AIM OF THE EXERCISE = Give only the number of lines where "PRESSURE" occurs.

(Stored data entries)
----

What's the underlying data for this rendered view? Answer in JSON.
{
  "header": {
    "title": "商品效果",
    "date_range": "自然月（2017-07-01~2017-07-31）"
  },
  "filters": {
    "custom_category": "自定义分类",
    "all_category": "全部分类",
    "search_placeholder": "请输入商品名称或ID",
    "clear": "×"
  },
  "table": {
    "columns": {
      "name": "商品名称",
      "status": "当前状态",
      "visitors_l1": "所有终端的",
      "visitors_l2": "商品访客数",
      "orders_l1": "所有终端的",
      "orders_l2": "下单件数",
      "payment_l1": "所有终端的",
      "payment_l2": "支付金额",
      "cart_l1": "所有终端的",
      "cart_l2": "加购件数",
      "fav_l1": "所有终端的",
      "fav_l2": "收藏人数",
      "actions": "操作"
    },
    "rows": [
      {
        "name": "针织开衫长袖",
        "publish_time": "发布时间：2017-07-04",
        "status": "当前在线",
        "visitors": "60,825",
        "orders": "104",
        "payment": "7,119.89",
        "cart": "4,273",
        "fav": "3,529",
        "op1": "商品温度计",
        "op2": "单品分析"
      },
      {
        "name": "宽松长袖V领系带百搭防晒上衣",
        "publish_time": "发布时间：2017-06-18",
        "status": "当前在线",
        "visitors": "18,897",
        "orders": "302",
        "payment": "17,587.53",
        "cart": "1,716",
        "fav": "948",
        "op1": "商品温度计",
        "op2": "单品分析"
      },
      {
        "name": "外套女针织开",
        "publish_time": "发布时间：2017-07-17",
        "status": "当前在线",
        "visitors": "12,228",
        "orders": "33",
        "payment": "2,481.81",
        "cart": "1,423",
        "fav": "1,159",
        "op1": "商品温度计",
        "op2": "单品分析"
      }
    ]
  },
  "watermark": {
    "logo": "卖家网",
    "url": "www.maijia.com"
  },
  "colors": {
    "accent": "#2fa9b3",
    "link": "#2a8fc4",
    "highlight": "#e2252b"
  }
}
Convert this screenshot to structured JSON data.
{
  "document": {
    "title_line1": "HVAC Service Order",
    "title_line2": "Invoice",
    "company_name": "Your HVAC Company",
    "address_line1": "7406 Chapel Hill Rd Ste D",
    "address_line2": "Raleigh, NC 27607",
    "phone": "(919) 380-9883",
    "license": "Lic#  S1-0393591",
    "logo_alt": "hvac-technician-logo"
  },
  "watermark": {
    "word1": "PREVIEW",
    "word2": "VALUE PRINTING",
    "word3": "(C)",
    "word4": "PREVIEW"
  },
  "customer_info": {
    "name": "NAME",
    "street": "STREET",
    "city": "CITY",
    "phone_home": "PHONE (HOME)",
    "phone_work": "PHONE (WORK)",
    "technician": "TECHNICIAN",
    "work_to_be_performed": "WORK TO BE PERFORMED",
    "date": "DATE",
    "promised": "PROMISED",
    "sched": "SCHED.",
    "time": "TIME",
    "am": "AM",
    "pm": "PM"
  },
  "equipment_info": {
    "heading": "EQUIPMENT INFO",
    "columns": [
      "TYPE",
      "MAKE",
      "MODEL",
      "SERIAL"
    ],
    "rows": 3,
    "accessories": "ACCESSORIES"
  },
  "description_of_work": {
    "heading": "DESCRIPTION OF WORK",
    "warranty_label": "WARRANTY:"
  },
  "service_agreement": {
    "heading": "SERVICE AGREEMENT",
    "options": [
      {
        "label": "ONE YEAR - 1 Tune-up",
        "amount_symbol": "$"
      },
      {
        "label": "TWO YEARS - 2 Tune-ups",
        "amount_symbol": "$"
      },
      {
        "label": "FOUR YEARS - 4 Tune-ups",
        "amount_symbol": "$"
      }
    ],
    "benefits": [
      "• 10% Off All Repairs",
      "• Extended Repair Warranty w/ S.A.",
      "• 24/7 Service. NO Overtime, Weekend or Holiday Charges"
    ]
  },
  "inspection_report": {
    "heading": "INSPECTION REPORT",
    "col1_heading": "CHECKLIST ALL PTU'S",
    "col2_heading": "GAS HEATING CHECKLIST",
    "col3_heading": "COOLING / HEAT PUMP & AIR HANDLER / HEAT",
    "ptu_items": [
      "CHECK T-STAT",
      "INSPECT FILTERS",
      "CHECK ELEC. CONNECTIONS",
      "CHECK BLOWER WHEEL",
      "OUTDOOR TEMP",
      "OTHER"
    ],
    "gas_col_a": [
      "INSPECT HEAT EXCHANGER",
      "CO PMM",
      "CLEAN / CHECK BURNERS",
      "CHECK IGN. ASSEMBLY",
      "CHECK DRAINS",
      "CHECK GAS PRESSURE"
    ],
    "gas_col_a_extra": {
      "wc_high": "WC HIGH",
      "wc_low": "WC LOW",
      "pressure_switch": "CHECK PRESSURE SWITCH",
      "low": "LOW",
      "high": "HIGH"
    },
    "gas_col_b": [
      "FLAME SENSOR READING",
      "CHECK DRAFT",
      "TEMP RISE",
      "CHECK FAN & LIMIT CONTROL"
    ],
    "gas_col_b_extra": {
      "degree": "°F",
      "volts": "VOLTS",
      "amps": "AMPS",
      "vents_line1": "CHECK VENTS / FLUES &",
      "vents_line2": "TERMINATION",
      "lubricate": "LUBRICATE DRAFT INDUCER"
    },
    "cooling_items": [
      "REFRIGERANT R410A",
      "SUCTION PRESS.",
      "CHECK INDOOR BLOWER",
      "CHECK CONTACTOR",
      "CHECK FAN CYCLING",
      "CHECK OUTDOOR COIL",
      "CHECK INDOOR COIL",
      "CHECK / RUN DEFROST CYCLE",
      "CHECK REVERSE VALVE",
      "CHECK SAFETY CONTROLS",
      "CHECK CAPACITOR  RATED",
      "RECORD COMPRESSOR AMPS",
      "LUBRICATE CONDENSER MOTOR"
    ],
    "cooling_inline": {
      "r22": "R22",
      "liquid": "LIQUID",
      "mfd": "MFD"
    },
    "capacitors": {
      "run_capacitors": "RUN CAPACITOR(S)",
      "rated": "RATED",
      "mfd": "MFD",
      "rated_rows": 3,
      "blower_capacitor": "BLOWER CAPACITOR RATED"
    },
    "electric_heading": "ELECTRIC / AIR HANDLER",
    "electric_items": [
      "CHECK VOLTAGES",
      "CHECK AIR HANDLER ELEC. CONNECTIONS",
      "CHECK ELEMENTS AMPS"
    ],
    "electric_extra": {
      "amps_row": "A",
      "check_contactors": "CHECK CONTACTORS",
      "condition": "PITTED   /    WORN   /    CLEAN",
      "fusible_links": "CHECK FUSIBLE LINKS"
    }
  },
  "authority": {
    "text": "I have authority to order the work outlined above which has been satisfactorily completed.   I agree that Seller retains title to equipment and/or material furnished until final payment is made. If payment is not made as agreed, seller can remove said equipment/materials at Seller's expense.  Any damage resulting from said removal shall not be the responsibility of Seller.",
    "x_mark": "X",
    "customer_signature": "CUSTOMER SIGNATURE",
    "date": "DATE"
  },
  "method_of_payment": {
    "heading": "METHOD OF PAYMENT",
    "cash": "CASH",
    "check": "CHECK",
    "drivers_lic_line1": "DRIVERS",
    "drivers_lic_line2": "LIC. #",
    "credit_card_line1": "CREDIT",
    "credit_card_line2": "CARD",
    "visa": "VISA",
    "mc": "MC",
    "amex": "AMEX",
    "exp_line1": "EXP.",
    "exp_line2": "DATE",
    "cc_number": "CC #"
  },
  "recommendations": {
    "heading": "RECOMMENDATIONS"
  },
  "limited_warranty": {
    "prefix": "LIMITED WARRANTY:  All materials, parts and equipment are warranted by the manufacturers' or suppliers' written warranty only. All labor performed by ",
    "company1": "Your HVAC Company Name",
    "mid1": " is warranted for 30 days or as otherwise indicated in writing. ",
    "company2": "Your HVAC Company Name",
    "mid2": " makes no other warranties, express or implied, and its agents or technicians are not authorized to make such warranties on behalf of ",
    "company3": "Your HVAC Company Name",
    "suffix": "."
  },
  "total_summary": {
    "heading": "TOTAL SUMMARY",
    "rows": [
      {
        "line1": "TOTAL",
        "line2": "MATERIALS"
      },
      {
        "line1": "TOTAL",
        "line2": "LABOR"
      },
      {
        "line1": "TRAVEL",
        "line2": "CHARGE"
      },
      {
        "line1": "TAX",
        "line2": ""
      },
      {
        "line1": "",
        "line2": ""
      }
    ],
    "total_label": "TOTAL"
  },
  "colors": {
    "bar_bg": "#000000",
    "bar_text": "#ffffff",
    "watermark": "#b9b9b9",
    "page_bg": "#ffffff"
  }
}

----

WRITTEN REPLY = 2